> _Directions for this task_: Every record here should be printed again exactly.

> _The input_:
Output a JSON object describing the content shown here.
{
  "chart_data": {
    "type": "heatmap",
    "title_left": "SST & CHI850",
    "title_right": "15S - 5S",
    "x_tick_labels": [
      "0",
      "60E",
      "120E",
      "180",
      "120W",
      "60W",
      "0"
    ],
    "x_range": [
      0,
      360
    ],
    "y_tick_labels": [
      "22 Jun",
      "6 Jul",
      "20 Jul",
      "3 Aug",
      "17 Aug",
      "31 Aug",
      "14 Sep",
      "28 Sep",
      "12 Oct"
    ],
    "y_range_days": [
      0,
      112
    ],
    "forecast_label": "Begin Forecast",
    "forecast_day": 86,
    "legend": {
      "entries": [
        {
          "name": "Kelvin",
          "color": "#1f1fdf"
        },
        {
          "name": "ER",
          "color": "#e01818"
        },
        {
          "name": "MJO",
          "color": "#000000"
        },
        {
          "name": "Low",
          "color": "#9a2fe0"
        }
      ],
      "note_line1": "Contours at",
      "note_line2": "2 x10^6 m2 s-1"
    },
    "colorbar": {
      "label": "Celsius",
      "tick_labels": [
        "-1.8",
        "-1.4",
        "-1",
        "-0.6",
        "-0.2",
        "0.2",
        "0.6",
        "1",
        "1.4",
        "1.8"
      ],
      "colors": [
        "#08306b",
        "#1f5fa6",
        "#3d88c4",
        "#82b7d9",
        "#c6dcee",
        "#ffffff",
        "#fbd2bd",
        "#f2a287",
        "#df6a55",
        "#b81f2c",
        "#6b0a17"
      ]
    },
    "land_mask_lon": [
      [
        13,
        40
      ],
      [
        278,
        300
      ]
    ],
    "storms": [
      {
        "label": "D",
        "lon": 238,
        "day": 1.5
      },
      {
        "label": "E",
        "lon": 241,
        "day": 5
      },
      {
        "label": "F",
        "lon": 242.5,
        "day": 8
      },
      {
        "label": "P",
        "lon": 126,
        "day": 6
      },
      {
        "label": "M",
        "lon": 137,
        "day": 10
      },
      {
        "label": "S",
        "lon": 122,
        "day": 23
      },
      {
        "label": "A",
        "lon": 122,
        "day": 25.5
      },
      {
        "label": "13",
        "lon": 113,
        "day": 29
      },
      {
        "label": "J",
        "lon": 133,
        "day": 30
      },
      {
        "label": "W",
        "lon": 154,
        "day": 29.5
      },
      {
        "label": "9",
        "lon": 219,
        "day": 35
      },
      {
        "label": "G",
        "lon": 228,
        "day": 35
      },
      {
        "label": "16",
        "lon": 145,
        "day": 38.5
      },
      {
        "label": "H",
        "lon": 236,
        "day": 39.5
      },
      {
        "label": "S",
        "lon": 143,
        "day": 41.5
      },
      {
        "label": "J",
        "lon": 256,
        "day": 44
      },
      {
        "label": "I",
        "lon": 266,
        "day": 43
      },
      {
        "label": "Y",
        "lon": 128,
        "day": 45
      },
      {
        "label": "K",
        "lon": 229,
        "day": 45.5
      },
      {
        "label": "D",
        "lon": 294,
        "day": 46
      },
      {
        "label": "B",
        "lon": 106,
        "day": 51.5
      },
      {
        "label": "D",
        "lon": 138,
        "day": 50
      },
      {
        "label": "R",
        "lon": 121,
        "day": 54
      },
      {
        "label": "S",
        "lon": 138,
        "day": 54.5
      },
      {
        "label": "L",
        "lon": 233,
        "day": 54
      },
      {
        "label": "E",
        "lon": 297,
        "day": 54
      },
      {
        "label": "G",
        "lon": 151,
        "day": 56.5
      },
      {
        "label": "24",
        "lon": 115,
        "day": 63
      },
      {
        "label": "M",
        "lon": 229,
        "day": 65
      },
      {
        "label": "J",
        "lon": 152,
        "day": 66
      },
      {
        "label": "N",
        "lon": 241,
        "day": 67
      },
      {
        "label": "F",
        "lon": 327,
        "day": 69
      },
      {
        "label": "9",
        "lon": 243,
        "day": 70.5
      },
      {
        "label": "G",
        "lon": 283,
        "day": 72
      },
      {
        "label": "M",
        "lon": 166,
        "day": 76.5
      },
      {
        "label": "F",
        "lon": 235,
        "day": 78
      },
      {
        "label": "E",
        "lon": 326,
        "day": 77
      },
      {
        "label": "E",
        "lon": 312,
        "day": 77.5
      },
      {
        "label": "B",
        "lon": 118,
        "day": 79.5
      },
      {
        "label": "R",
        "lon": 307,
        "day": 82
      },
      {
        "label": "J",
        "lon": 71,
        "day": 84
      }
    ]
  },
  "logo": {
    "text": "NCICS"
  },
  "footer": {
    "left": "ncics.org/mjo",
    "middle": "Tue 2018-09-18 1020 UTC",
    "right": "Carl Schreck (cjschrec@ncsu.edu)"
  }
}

> _Exercise result_:
Output a JSON object describing the content shown here.
{
  "chart_data": {
    "type": "heatmap",
    "title_left": "SST & CHI850",
    "title_right": "15S - 5S",
    "x_tick_labels": [
      "0",
      "60E",
      "120E",
      "180",
      "120W",
      "60W",
      "0"
    ],
    "x_range": [
      0,
      360
    ],
    "y_tick_labels": [
      "22 Jun",
      "6 Jul",
      "20 Jul",
      "3 Aug",
      "17 Aug",
      "31 Aug",
      "14 Sep",
      "28 Sep",
      "12 Oct"
    ],
    "y_range_days": [
      0,
      112
    ],
    "forecast_label": "Begin Forecast",
    "forecast_day": 86,
    "legend": {
      "entries": [
        {
          "name": "Kelvin",
          "color": "#1f1fdf"
        },
        {
          "name": "ER",
          "color": "#e01818"
        },
        {
          "name": "MJO",
          "color": "#000000"
        },
        {
          "name": "Low",
          "color": "#9a2fe0"
        }
      ],
      "note_line1": "Contours at",
      "note_line2": "2 x10^6 m2 s-1"
    },
    "colorbar": {
      "label": "Celsius",
      "tick_labels": [
        "-1.8",
        "-1.4",
        "-1",
        "-0.6",
        "-0.2",
        "0.2",
        "0.6",
        "1",
        "1.4",
        "1.8"
      ],
      "colors": [
        "#08306b",
        "#1f5fa6",
        "#3d88c4",
        "#82b7d9",
        "#c6dcee",
        "#ffffff",
        "#fbd2bd",
        "#f2a287",
        "#df6a55",
        "#b81f2c",
        "#6b0a17"
      ]
    },
    "land_mask_lon": [
      [
        13,
        40
      ],
      [
        278,
        300
      ]
    ],
    "storms": [
      {
        "label": "D",
        "lon": 238,
        "day": 1.5
      },
      {
        "label": "E",
        "lon": 241,
        "day": 5
      },
      {
        "label": "F",
        "lon": 242.5,
        "day": 8
      },
      {
        "label": "P",
        "lon": 126,
        "day": 6
      },
      {
        "label": "M",
        "lon": 137,
        "day": 10
      },
      {
        "label": "S",
        "lon": 122,
        "day": 23
      },
      {
        "label": "A",
        "lon": 122,
        "day": 25.5
      },
      {
        "label": "13",
        "lon": 113,
        "day": 29
      },
      {
        "label": "J",
        "lon": 133,
        "day": 30
      },
      {
        "label": "W",
        "lon": 154,
        "day": 29.5
      },
      {
        "label": "9",
        "lon": 219,
        "day": 35
      },
      {
        "label": "G",
        "lon": 228,
        "day": 35
      },
      {
        "label": "16",
        "lon": 145,
        "day": 38.5
      },
      {
        "label": "H",
        "lon": 236,
        "day": 39.5
      },
      {
        "label": "S",
        "lon": 143,
        "day": 41.5
      },
      {
        "label": "J",
        "lon": 256,
        "day": 44
      },
      {
        "label": "I",
        "lon": 266,
        "day": 43
      },
      {
        "label": "Y",
        "lon": 128,
        "day": 45
      },
      {
        "label": "K",
        "lon": 229,
        "day": 45.5
      },
      {
        "label": "D",
        "lon": 294,
        "day": 46
      },
      {
        "label": "B",
        "lon": 106,
        "day": 51.5
      },
      {
        "label": "D",
        "lon": 138,
        "day": 50
      },
      {
        "label": "R",
        "lon": 121,
        "day": 54
      },
      {
        "label": "S",
        "lon": 138,
        "day": 54.5
      },
      {
        "label": "L",
        "lon": 233,
        "day": 54
      },
      {
        "label": "E",
        "lon": 297,
        "day": 54
      },
      {
        "label": "G",
        "lon": 151,
        "day": 56.5
      },
      {
        "label": "24",
        "lon": 115,
        "day": 63
      },
      {
        "label": "M",
        "lon": 229,
        "day": 65
      },
      {
        "label": "J",
        "lon": 152,
        "day": 66
      },
      {
        "label": "N",
        "lon": 241,
        "day": 67
      },
      {
        "label": "F",
        "lon": 327,
        "day": 69
      },
      {
        "label": "9",
        "lon": 243,
        "day": 70.5
      },
      {
        "label": "G",
        "lon": 283,
        "day": 72
      },
      {
        "label": "M",
        "lon": 166,
        "day": 76.5
      },
      {
        "label": "F",
        "lon": 235,
        "day": 78
      },
      {
        "label": "E",
        "lon": 326,
        "day": 77
      },
      {
        "label": "E",
        "lon": 312,
        "day": 77.5
      },
      {
        "label": "B",
        "lon": 118,
        "day": 79.5
      },
      {
        "label": "R",
        "lon": 307,
        "day": 82
      },
      {
        "label": "J",
        "lon": 71,
        "day": 84
      }
    ]
  },
  "logo": {
    "text": "NCICS"
  },
  "footer": {
    "left": "ncics.org/mjo",
    "middle": "Tue 2018-09-18 1020 UTC",
    "right": "Carl Schreck (cjschrec@ncsu.edu)"
  }
}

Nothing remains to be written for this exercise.